[Start Source material]
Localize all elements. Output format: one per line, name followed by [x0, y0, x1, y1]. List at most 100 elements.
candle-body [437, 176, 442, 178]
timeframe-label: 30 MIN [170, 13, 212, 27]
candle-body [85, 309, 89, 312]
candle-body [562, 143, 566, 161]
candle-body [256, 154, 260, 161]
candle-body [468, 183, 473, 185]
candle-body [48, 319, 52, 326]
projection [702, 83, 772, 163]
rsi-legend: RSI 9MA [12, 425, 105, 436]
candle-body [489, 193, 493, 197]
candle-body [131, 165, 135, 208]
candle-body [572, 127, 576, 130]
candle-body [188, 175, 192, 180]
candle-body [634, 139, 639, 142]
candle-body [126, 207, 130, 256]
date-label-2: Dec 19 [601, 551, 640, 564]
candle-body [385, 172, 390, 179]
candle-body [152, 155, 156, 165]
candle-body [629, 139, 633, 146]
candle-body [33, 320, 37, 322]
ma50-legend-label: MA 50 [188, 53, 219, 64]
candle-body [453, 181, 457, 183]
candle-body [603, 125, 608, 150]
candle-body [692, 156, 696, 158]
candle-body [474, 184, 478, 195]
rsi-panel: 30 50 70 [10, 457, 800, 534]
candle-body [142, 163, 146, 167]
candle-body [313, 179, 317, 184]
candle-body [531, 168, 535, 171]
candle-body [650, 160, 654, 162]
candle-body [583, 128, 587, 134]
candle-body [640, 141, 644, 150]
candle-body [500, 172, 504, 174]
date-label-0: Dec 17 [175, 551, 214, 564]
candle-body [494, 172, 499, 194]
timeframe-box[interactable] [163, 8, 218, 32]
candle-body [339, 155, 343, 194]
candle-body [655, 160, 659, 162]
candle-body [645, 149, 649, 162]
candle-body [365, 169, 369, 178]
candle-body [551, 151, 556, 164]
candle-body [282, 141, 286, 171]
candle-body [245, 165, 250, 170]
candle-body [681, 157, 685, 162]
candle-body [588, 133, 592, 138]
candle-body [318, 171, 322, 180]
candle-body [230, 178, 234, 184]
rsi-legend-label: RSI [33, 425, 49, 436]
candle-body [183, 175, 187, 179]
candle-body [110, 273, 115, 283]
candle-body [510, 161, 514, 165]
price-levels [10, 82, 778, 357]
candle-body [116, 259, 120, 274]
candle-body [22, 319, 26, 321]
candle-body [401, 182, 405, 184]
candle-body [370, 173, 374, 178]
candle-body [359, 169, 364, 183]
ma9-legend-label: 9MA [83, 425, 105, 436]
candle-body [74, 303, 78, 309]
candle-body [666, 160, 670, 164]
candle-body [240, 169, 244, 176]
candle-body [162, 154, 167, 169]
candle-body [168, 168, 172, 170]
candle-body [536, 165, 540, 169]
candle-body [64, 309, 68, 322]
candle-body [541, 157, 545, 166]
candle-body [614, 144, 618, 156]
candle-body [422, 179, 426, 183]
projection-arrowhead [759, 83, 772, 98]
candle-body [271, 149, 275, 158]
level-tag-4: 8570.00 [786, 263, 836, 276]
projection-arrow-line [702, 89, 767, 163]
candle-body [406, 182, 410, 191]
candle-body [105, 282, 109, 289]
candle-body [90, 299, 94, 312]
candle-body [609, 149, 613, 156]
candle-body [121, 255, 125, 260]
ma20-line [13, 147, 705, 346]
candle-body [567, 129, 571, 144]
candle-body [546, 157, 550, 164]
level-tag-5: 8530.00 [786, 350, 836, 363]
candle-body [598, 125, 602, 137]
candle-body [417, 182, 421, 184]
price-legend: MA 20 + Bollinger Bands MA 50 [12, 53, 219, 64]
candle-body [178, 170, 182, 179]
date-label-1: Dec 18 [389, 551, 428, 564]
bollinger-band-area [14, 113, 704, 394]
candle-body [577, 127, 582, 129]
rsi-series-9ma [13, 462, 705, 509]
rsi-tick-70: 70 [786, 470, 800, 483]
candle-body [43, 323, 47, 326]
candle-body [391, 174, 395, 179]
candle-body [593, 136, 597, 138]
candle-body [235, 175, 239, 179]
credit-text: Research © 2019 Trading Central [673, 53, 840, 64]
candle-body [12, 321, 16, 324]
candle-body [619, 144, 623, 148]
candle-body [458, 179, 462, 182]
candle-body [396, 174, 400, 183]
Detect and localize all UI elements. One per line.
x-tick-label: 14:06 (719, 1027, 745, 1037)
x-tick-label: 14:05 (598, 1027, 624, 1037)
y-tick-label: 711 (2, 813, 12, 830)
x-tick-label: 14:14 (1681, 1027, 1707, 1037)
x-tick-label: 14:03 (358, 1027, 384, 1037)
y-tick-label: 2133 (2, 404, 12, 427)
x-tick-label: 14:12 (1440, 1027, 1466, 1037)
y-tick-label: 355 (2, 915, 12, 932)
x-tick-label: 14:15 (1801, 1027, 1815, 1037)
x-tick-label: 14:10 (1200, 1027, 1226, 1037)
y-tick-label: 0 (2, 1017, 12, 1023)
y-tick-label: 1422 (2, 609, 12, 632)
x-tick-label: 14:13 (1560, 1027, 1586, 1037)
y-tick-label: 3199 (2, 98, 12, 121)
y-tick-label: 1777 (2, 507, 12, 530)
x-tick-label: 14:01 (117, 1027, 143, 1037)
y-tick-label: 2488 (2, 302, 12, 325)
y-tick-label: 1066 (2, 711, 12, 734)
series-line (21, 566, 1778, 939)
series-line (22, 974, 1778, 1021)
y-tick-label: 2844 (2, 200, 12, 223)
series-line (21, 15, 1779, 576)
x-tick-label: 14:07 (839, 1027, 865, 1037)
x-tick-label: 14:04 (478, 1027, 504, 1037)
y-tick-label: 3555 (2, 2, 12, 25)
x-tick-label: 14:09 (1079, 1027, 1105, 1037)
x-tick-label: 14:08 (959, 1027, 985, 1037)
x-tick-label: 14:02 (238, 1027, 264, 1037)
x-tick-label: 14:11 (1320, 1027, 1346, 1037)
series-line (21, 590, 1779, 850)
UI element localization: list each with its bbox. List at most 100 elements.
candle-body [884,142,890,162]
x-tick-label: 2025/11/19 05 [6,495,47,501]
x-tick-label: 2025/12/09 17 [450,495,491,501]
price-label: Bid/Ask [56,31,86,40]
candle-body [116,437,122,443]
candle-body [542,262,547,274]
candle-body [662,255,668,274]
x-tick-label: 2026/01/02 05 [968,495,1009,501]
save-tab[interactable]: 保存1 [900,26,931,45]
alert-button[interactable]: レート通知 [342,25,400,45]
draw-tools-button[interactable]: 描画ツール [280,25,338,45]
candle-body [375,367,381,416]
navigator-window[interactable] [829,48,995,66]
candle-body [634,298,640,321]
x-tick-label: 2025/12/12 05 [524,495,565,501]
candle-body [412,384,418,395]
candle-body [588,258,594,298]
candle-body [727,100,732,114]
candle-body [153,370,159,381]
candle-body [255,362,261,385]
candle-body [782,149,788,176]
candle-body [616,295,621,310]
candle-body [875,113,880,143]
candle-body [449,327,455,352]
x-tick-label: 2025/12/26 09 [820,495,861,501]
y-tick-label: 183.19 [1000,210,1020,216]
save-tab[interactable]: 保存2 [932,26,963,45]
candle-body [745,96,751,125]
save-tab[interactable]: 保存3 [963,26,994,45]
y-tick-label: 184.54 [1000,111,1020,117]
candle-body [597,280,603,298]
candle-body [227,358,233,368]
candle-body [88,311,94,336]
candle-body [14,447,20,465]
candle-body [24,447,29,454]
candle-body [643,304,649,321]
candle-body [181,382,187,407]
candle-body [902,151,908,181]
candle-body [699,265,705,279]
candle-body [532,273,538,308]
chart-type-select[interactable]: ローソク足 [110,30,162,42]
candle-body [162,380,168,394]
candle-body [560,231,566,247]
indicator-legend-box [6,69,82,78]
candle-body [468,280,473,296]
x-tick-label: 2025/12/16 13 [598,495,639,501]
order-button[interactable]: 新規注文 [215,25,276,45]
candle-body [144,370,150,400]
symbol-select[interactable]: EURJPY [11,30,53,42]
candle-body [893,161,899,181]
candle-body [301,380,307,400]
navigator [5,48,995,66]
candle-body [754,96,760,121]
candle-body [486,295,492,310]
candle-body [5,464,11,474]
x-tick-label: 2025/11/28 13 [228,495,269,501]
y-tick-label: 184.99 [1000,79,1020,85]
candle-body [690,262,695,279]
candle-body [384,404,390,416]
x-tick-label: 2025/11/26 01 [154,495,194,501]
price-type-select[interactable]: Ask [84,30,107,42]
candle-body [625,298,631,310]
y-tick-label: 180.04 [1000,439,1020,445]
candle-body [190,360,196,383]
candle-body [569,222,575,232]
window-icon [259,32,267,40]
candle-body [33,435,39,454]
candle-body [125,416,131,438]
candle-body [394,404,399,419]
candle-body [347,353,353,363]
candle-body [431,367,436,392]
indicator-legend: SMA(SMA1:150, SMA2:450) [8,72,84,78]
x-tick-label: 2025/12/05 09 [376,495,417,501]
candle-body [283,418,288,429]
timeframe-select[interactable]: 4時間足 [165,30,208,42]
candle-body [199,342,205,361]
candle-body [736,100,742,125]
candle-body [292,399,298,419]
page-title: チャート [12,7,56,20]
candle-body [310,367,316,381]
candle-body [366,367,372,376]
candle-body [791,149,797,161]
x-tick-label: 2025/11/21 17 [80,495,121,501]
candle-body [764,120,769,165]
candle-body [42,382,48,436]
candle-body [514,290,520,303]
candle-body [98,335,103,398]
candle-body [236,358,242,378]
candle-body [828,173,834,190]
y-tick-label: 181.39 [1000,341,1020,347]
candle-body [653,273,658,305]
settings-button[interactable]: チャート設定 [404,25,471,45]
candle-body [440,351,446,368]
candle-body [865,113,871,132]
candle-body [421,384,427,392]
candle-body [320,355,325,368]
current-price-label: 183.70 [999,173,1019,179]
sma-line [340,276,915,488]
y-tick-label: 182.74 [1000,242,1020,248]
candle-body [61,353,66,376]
[End Source material]
§ What you need to do: Return the lines word for word, starting at the first line of the records and ending at the line that contains "candle-body [468, 183, 473, 185]", with both included.

§ Exercise solution:
Localize all elements. Output format: one per line, name followed by [x0, y0, x1, y1]. List at most 100 elements.
candle-body [437, 176, 442, 178]
timeframe-label: 30 MIN [170, 13, 212, 27]
candle-body [85, 309, 89, 312]
candle-body [562, 143, 566, 161]
candle-body [256, 154, 260, 161]
candle-body [468, 183, 473, 185]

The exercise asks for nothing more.